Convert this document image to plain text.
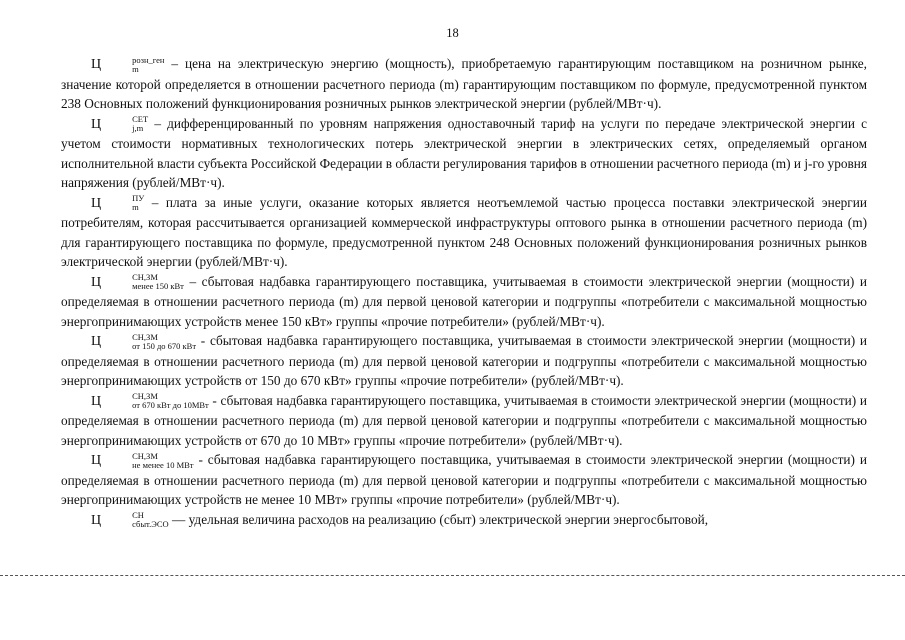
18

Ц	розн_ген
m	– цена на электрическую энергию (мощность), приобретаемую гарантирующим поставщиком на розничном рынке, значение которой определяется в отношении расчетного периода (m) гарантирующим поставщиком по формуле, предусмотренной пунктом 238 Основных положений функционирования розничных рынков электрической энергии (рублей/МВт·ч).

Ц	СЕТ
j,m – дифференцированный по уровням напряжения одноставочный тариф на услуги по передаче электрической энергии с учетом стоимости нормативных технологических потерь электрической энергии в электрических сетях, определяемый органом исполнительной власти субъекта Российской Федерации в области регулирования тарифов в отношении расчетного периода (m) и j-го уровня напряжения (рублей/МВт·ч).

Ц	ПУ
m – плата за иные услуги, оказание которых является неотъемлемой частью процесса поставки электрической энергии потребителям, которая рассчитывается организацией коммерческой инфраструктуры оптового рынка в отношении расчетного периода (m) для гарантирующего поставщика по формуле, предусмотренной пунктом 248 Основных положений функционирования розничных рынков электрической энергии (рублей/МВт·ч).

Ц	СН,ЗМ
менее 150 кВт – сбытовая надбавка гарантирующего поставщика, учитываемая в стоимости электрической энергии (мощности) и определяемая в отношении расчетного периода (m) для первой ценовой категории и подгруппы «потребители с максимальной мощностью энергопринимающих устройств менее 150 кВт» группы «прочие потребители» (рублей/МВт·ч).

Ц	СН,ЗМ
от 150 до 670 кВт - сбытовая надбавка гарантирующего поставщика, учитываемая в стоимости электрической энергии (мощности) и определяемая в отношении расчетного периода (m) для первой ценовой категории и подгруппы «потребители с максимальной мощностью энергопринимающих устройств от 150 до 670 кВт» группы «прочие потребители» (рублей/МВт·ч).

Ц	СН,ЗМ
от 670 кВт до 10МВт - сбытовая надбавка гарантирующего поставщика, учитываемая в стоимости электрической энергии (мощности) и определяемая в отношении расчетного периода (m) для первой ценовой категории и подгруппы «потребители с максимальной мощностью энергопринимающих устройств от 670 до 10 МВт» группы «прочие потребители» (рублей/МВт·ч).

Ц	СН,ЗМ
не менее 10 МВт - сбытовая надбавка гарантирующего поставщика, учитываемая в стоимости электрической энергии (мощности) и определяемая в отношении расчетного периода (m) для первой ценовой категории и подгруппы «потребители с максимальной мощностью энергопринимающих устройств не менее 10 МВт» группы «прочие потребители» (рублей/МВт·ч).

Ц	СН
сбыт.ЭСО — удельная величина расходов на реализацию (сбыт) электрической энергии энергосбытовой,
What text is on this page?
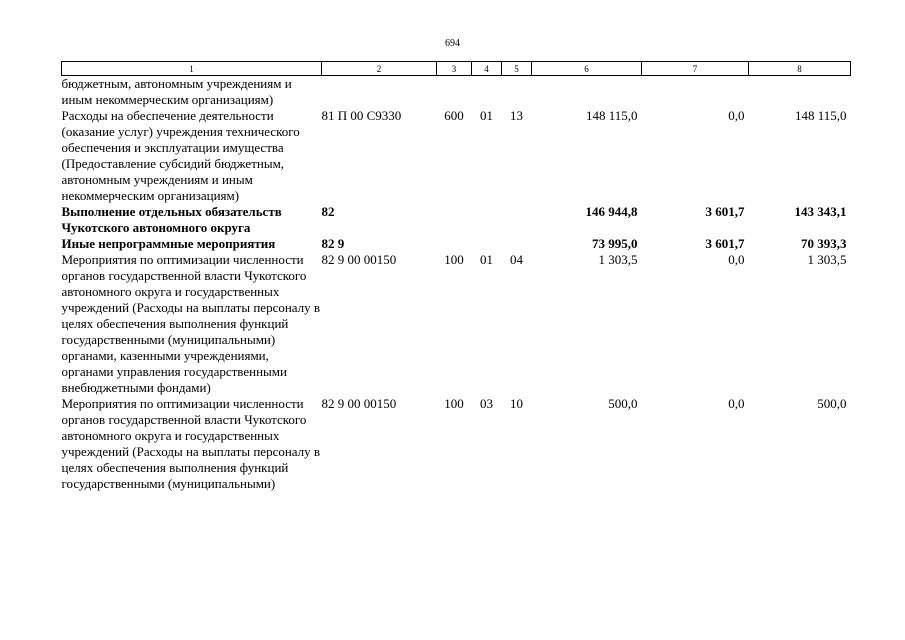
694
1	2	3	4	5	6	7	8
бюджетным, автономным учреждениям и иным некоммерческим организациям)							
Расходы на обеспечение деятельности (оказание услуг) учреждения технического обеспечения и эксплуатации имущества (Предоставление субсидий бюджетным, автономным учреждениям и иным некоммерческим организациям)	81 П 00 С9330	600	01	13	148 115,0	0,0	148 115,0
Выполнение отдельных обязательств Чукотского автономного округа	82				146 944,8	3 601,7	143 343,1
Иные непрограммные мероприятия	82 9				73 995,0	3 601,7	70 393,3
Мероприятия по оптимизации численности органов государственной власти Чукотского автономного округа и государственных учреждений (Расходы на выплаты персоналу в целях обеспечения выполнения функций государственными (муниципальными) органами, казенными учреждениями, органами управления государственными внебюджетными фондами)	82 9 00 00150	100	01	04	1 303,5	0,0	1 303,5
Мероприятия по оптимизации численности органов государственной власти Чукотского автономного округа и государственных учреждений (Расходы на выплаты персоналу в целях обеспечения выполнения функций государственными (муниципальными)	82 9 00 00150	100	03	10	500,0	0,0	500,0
□ □ □ □ □ □ □
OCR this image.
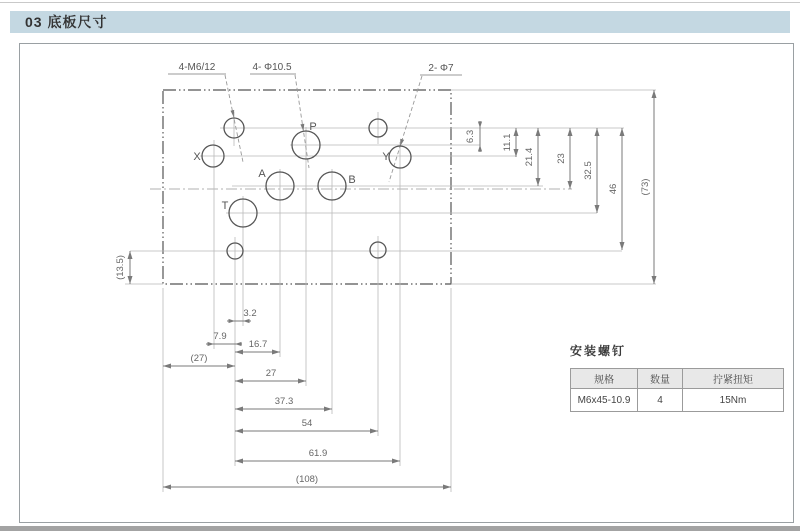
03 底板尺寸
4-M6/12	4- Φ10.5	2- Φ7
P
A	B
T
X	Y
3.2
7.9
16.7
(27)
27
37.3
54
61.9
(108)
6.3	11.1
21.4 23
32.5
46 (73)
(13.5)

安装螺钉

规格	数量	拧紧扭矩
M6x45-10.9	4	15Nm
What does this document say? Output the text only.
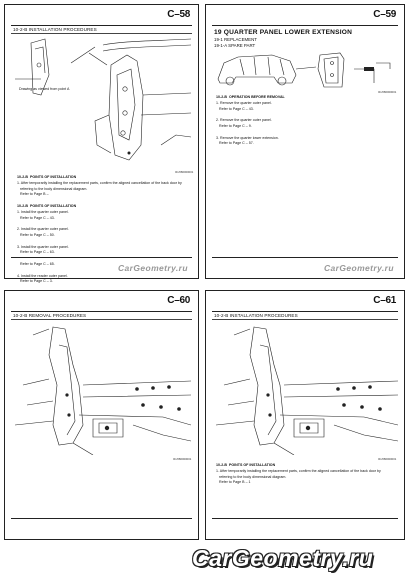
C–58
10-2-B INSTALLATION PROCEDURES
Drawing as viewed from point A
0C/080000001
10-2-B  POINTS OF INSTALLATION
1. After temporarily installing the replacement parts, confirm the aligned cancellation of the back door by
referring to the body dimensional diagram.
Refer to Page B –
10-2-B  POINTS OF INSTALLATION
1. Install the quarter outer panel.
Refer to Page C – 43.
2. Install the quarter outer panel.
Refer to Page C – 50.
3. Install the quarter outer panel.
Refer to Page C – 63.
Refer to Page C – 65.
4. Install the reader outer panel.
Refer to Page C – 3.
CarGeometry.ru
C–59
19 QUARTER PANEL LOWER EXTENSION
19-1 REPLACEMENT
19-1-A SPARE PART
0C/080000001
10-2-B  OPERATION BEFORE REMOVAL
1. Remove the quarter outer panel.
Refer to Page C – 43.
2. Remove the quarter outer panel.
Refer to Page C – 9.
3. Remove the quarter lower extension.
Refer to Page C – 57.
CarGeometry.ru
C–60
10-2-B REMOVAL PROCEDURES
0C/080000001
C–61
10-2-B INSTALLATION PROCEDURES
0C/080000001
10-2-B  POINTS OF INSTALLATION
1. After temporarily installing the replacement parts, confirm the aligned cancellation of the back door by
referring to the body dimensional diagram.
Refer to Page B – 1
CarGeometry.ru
□ □ □ □ □ □ □
REQUIREMENT
Using the entries above, tally how many lines have the word "автономным" in them; write the number and nothing more.

OUTPUT
2